▸ Goal: Output all of the entries exactly as written.
+++ Records for the exercise
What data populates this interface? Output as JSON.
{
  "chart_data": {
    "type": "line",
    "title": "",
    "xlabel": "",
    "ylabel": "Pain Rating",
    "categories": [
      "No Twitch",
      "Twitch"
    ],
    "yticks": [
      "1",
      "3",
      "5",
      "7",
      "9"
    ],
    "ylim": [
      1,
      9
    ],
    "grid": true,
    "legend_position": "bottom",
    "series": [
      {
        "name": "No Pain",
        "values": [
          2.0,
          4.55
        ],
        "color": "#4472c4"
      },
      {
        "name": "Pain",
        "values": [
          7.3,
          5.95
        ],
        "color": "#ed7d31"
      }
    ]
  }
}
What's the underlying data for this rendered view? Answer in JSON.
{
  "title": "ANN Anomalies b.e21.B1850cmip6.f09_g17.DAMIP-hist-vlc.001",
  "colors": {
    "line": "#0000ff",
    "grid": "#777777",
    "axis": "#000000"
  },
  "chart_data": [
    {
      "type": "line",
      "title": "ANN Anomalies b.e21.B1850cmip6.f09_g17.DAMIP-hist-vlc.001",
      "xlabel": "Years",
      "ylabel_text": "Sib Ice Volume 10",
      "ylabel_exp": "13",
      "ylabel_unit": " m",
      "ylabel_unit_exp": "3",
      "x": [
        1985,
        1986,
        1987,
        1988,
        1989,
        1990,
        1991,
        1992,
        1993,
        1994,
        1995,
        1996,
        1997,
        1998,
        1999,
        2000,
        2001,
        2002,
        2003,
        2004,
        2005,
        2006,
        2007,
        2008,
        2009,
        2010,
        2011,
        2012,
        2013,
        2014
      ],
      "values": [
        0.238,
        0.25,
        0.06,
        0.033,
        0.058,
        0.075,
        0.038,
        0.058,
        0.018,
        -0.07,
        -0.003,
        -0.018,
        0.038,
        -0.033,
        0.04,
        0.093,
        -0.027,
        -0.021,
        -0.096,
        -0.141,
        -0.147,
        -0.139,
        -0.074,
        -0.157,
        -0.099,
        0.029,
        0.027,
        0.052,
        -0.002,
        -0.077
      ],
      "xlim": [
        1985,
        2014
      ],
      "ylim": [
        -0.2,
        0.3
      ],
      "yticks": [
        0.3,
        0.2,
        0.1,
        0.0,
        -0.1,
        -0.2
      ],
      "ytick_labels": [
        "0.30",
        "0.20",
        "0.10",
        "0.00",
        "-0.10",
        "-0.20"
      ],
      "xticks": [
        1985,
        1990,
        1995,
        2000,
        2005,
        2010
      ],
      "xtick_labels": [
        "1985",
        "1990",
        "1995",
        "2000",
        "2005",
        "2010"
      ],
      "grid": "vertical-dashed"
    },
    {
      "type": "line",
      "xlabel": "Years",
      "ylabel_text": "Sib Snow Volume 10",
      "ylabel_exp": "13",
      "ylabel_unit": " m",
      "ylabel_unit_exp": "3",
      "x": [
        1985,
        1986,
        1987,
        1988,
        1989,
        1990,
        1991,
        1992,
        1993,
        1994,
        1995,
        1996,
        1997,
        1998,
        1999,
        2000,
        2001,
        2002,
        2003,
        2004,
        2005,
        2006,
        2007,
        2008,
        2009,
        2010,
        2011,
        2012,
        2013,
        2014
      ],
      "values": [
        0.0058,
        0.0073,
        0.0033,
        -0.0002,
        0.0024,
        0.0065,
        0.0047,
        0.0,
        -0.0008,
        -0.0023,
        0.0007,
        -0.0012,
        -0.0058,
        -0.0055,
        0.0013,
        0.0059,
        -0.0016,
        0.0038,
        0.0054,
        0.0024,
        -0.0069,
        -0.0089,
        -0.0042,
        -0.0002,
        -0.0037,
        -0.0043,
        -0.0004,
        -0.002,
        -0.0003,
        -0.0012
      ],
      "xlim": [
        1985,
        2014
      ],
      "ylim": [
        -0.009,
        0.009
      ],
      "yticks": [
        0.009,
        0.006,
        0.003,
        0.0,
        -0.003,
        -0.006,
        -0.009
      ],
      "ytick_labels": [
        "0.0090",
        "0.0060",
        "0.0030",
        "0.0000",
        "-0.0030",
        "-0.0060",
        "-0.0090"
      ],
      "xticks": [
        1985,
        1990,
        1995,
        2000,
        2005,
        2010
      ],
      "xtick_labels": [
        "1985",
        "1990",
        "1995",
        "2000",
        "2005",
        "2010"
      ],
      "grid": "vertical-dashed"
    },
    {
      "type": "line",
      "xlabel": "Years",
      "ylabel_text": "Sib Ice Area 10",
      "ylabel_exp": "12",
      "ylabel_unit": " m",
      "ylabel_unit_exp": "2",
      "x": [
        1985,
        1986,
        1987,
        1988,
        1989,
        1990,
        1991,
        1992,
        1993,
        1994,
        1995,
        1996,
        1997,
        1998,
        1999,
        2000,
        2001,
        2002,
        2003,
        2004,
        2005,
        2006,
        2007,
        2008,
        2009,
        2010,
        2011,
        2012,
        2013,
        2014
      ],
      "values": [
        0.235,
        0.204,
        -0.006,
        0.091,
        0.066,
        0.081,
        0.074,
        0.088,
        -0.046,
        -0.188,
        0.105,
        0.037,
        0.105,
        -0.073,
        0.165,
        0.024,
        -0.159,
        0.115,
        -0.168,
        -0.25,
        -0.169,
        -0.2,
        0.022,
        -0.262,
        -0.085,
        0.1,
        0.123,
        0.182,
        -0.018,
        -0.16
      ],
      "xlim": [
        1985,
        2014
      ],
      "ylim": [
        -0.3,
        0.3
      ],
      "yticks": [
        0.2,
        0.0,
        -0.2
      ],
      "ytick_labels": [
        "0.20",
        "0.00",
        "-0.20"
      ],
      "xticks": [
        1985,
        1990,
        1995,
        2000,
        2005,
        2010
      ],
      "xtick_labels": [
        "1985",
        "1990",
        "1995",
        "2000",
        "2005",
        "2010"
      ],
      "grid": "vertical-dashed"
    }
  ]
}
++++++
▸ Task answer:
What data populates this interface? Output as JSON.
{
  "chart_data": {
    "type": "line",
    "title": "",
    "xlabel": "",
    "ylabel": "Pain Rating",
    "categories": [
      "No Twitch",
      "Twitch"
    ],
    "yticks": [
      "1",
      "3",
      "5",
      "7",
      "9"
    ],
    "ylim": [
      1,
      9
    ],
    "grid": true,
    "legend_position": "bottom",
    "series": [
      {
        "name": "No Pain",
        "values": [
          2.0,
          4.55
        ],
        "color": "#4472c4"
      },
      {
        "name": "Pain",
        "values": [
          7.3,
          5.95
        ],
        "color": "#ed7d31"
      }
    ]
  }
}
What's the underlying data for this rendered view? Answer in JSON.
{
  "title": "ANN Anomalies b.e21.B1850cmip6.f09_g17.DAMIP-hist-vlc.001",
  "colors": {
    "line": "#0000ff",
    "grid": "#777777",
    "axis": "#000000"
  },
  "chart_data": [
    {
      "type": "line",
      "title": "ANN Anomalies b.e21.B1850cmip6.f09_g17.DAMIP-hist-vlc.001",
      "xlabel": "Years",
      "ylabel_text": "Sib Ice Volume 10",
      "ylabel_exp": "13",
      "ylabel_unit": " m",
      "ylabel_unit_exp": "3",
      "x": [
        1985,
        1986,
        1987,
        1988,
        1989,
        1990,
        1991,
        1992,
        1993,
        1994,
        1995,
        1996,
        1997,
        1998,
        1999,
        2000,
        2001,
        2002,
        2003,
        2004,
        2005,
        2006,
        2007,
        2008,
        2009,
        2010,
        2011,
        2012,
        2013,
        2014
      ],
      "values": [
        0.238,
        0.25,
        0.06,
        0.033,
        0.058,
        0.075,
        0.038,
        0.058,
        0.018,
        -0.07,
        -0.003,
        -0.018,
        0.038,
        -0.033,
        0.04,
        0.093,
        -0.027,
        -0.021,
        -0.096,
        -0.141,
        -0.147,
        -0.139,
        -0.074,
        -0.157,
        -0.099,
        0.029,
        0.027,
        0.052,
        -0.002,
        -0.077
      ],
      "xlim": [
        1985,
        2014
      ],
      "ylim": [
        -0.2,
        0.3
      ],
      "yticks": [
        0.3,
        0.2,
        0.1,
        0.0,
        -0.1,
        -0.2
      ],
      "ytick_labels": [
        "0.30",
        "0.20",
        "0.10",
        "0.00",
        "-0.10",
        "-0.20"
      ],
      "xticks": [
        1985,
        1990,
        1995,
        2000,
        2005,
        2010
      ],
      "xtick_labels": [
        "1985",
        "1990",
        "1995",
        "2000",
        "2005",
        "2010"
      ],
      "grid": "vertical-dashed"
    },
    {
      "type": "line",
      "xlabel": "Years",
      "ylabel_text": "Sib Snow Volume 10",
      "ylabel_exp": "13",
      "ylabel_unit": " m",
      "ylabel_unit_exp": "3",
      "x": [
        1985,
        1986,
        1987,
        1988,
        1989,
        1990,
        1991,
        1992,
        1993,
        1994,
        1995,
        1996,
        1997,
        1998,
        1999,
        2000,
        2001,
        2002,
        2003,
        2004,
        2005,
        2006,
        2007,
        2008,
        2009,
        2010,
        2011,
        2012,
        2013,
        2014
      ],
      "values": [
        0.0058,
        0.0073,
        0.0033,
        -0.0002,
        0.0024,
        0.0065,
        0.0047,
        0.0,
        -0.0008,
        -0.0023,
        0.0007,
        -0.0012,
        -0.0058,
        -0.0055,
        0.0013,
        0.0059,
        -0.0016,
        0.0038,
        0.0054,
        0.0024,
        -0.0069,
        -0.0089,
        -0.0042,
        -0.0002,
        -0.0037,
        -0.0043,
        -0.0004,
        -0.002,
        -0.0003,
        -0.0012
      ],
      "xlim": [
        1985,
        2014
      ],
      "ylim": [
        -0.009,
        0.009
      ],
      "yticks": [
        0.009,
        0.006,
        0.003,
        0.0,
        -0.003,
        -0.006,
        -0.009
      ],
      "ytick_labels": [
        "0.0090",
        "0.0060",
        "0.0030",
        "0.0000",
        "-0.0030",
        "-0.0060",
        "-0.0090"
      ],
      "xticks": [
        1985,
        1990,
        1995,
        2000,
        2005,
        2010
      ],
      "xtick_labels": [
        "1985",
        "1990",
        "1995",
        "2000",
        "2005",
        "2010"
      ],
      "grid": "vertical-dashed"
    },
    {
      "type": "line",
      "xlabel": "Years",
      "ylabel_text": "Sib Ice Area 10",
      "ylabel_exp": "12",
      "ylabel_unit": " m",
      "ylabel_unit_exp": "2",
      "x": [
        1985,
        1986,
        1987,
        1988,
        1989,
        1990,
        1991,
        1992,
        1993,
        1994,
        1995,
        1996,
        1997,
        1998,
        1999,
        2000,
        2001,
        2002,
        2003,
        2004,
        2005,
        2006,
        2007,
        2008,
        2009,
        2010,
        2011,
        2012,
        2013,
        2014
      ],
      "values": [
        0.235,
        0.204,
        -0.006,
        0.091,
        0.066,
        0.081,
        0.074,
        0.088,
        -0.046,
        -0.188,
        0.105,
        0.037,
        0.105,
        -0.073,
        0.165,
        0.024,
        -0.159,
        0.115,
        -0.168,
        -0.25,
        -0.169,
        -0.2,
        0.022,
        -0.262,
        -0.085,
        0.1,
        0.123,
        0.182,
        -0.018,
        -0.16
      ],
      "xlim": [
        1985,
        2014
      ],
      "ylim": [
        -0.3,
        0.3
      ],
      "yticks": [
        0.2,
        0.0,
        -0.2
      ],
      "ytick_labels": [
        "0.20",
        "0.00",
        "-0.20"
      ],
      "xticks": [
        1985,
        1990,
        1995,
        2000,
        2005,
        2010
      ],
      "xtick_labels": [
        "1985",
        "1990",
        "1995",
        "2000",
        "2005",
        "2010"
      ],
      "grid": "vertical-dashed"
    }
  ]
}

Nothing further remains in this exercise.